• **Source material**

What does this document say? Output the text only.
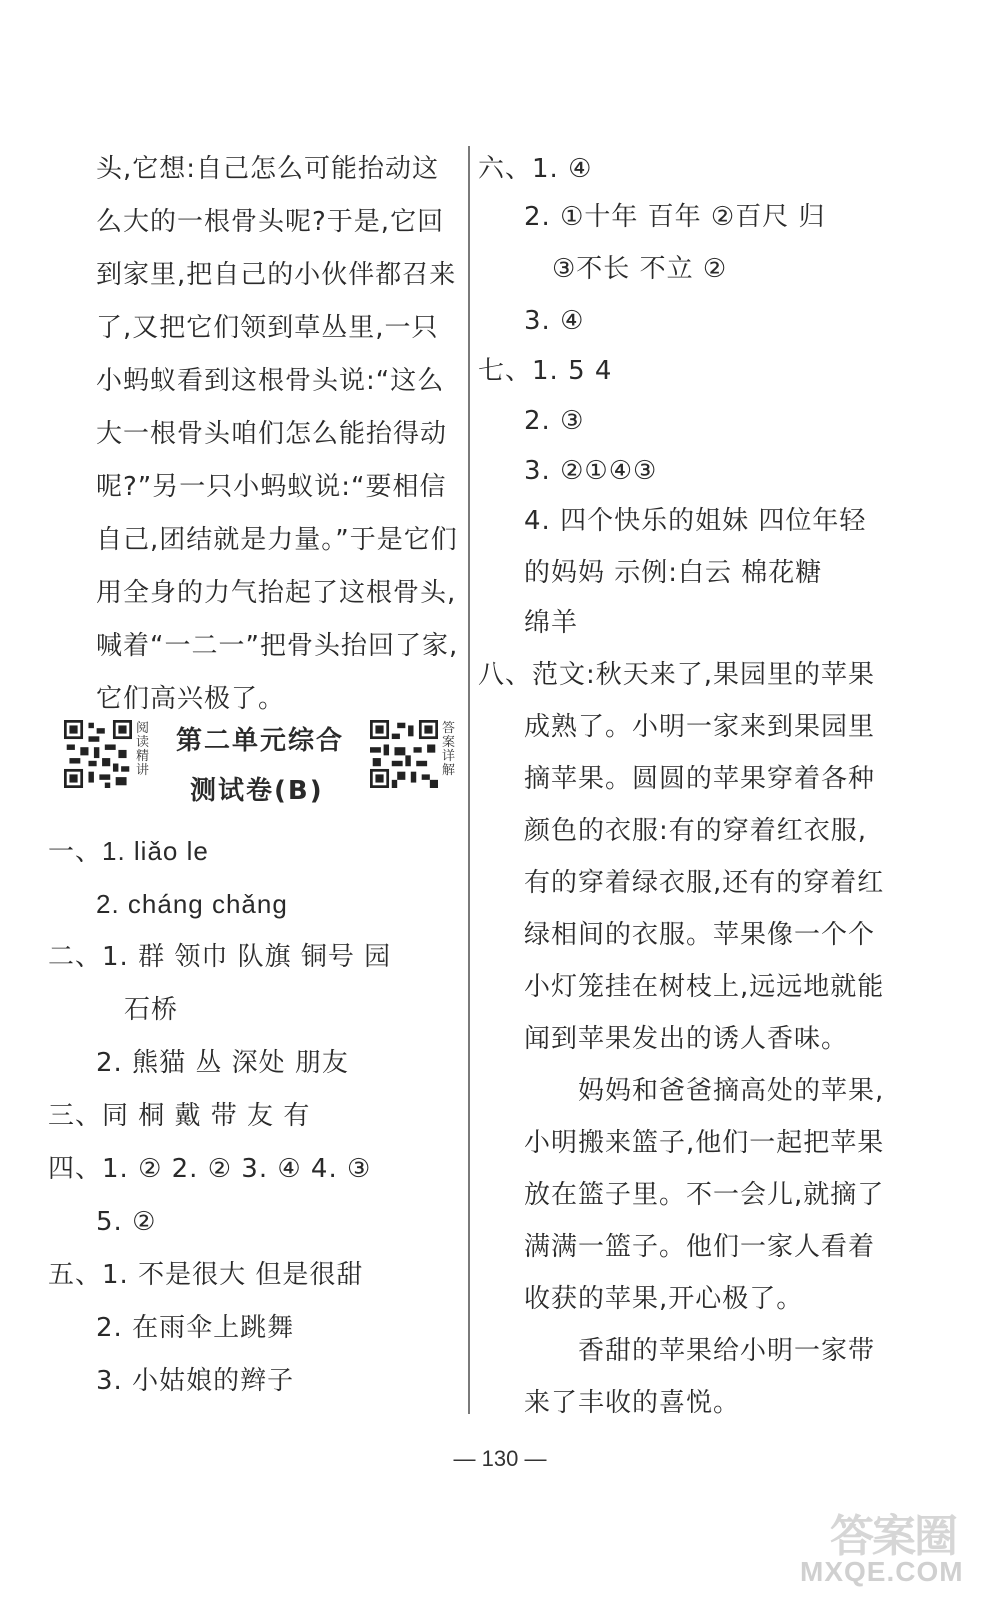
头,它想:自己怎么可能抬动这
么大的一根骨头呢?于是,它回
到家里,把自己的小伙伴都召来
了,又把它们领到草丛里,一只
小蚂蚁看到这根骨头说:“这么
大一根骨头咱们怎么能抬得动
呢?”另一只小蚂蚁说:“要相信
自己,团结就是力量。”于是它们
用全身的力气抬起了这根骨头,
喊着“一二一”把骨头抬回了家,
它们高兴极了。
阅读精讲
第二单元综合
测试卷(B)
答案详解
一、1. liǎo le
2. cháng chǎng
二、1. 群 领巾 队旗 铜号 园
石桥
2. 熊猫 丛 深处 朋友
三、同 桐 戴 带 友 有
四、1. ② 2. ② 3. ④ 4. ③
5. ②
五、1. 不是很大 但是很甜
2. 在雨伞上跳舞
3. 小姑娘的辫子
六、1. ④
2. ①十年 百年 ②百尺 归
③不长 不立 ②
3. ④
七、1. 5 4
2. ③
3. ②①④③
4. 四个快乐的姐妹 四位年轻
的妈妈 示例:白云 棉花糖
绵羊
八、范文:秋天来了,果园里的苹果
成熟了。小明一家来到果园里
摘苹果。圆圆的苹果穿着各种
颜色的衣服:有的穿着红衣服,
有的穿着绿衣服,还有的穿着红
绿相间的衣服。苹果像一个个
小灯笼挂在树枝上,远远地就能
闻到苹果发出的诱人香味。
妈妈和爸爸摘高处的苹果,
小明搬来篮子,他们一起把苹果
放在篮子里。不一会儿,就摘了
满满一篮子。他们一家人看着
收获的苹果,开心极了。
香甜的苹果给小明一家带
来了丰收的喜悦。
— 130 —
答案圈
MXQE.COM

• **Requirements**
Quote every record above exactly, leaving out any pictures.

• **Expected output**
What does this document say? Output the text only.
头,它想:自己怎么可能抬动这
么大的一根骨头呢?于是,它回
到家里,把自己的小伙伴都召来
了,又把它们领到草丛里,一只
小蚂蚁看到这根骨头说:“这么
大一根骨头咱们怎么能抬得动
呢?”另一只小蚂蚁说:“要相信
自己,团结就是力量。”于是它们
用全身的力气抬起了这根骨头,
喊着“一二一”把骨头抬回了家,
它们高兴极了。
阅读精讲
第二单元综合
测试卷(B)
答案详解
一、1. liǎo le
2. cháng chǎng
二、1. 群 领巾 队旗 铜号 园
石桥
2. 熊猫 丛 深处 朋友
三、同 桐 戴 带 友 有
四、1. ② 2. ② 3. ④ 4. ③
5. ②
五、1. 不是很大 但是很甜
2. 在雨伞上跳舞
3. 小姑娘的辫子
六、1. ④
2. ①十年 百年 ②百尺 归
③不长 不立 ②
3. ④
七、1. 5 4
2. ③
3. ②①④③
4. 四个快乐的姐妹 四位年轻
的妈妈 示例:白云 棉花糖
绵羊
八、范文:秋天来了,果园里的苹果
成熟了。小明一家来到果园里
摘苹果。圆圆的苹果穿着各种
颜色的衣服:有的穿着红衣服,
有的穿着绿衣服,还有的穿着红
绿相间的衣服。苹果像一个个
小灯笼挂在树枝上,远远地就能
闻到苹果发出的诱人香味。
妈妈和爸爸摘高处的苹果,
小明搬来篮子,他们一起把苹果
放在篮子里。不一会儿,就摘了
满满一篮子。他们一家人看着
收获的苹果,开心极了。
香甜的苹果给小明一家带
来了丰收的喜悦。
— 130 —
答案圈
MXQE.COM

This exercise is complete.